Problem requirements ▸ Copy out the entries in full and with complete accuracy; pictures are excluded.

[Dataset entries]
======
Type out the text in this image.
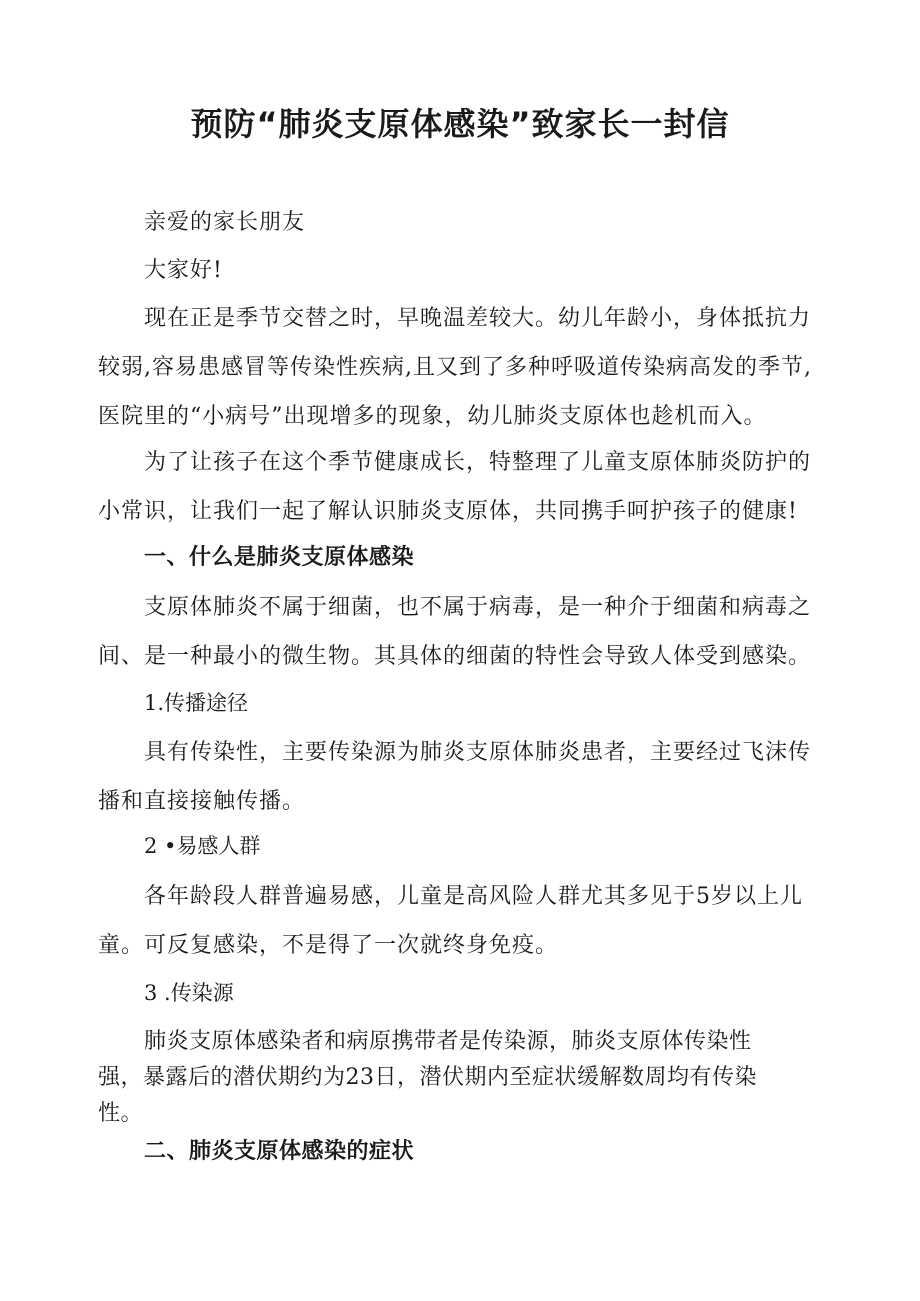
预防“肺炎支原体感染”致家长一封信

亲爱的家长朋友

大家好!

现在正是季节交替之时，早晚温差较大。幼儿年龄小，身体抵抗力
较弱,容易患感冒等传染性疾病,且又到了多种呼吸道传染病高发的季节,
医院里的“小病号”出现增多的现象，幼儿肺炎支原体也趁机而入。
为了让孩子在这个季节健康成长，特整理了儿童支原体肺炎防护的
小常识，让我们一起了解认识肺炎支原体，共同携手呵护孩子的健康!
一、什么是肺炎支原体感染
支原体肺炎不属于细菌，也不属于病毒，是一种介于细菌和病毒之
间、是一种最小的微生物。其具体的细菌的特性会导致人体受到感染。

1.传播途径

具有传染性，主要传染源为肺炎支原体肺炎患者，主要经过飞沫传
播和直接接触传播。

2 •易感人群

各年龄段人群普遍易感，儿童是高风险人群尤其多见于5岁以上儿
童。可反复感染，不是得了一次就终身免疫。

3 .传染源

肺炎支原体感染者和病原携带者是传染源，肺炎支原体传染性
强，暴露后的潜伏期约为23日，潜伏期内至症状缓解数周均有传染
性。
二、肺炎支原体感染的症状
======
Solution to this task ▸
Type out the text in this image.
预防“肺炎支原体感染”致家长一封信

亲爱的家长朋友

大家好!

现在正是季节交替之时，早晚温差较大。幼儿年龄小，身体抵抗力
较弱,容易患感冒等传染性疾病,且又到了多种呼吸道传染病高发的季节,
医院里的“小病号”出现增多的现象，幼儿肺炎支原体也趁机而入。
为了让孩子在这个季节健康成长，特整理了儿童支原体肺炎防护的
小常识，让我们一起了解认识肺炎支原体，共同携手呵护孩子的健康!
一、什么是肺炎支原体感染
支原体肺炎不属于细菌，也不属于病毒，是一种介于细菌和病毒之
间、是一种最小的微生物。其具体的细菌的特性会导致人体受到感染。

1.传播途径

具有传染性，主要传染源为肺炎支原体肺炎患者，主要经过飞沫传
播和直接接触传播。

2 •易感人群

各年龄段人群普遍易感，儿童是高风险人群尤其多见于5岁以上儿
童。可反复感染，不是得了一次就终身免疫。

3 .传染源

肺炎支原体感染者和病原携带者是传染源，肺炎支原体传染性
强，暴露后的潜伏期约为23日，潜伏期内至症状缓解数周均有传染
性。
二、肺炎支原体感染的症状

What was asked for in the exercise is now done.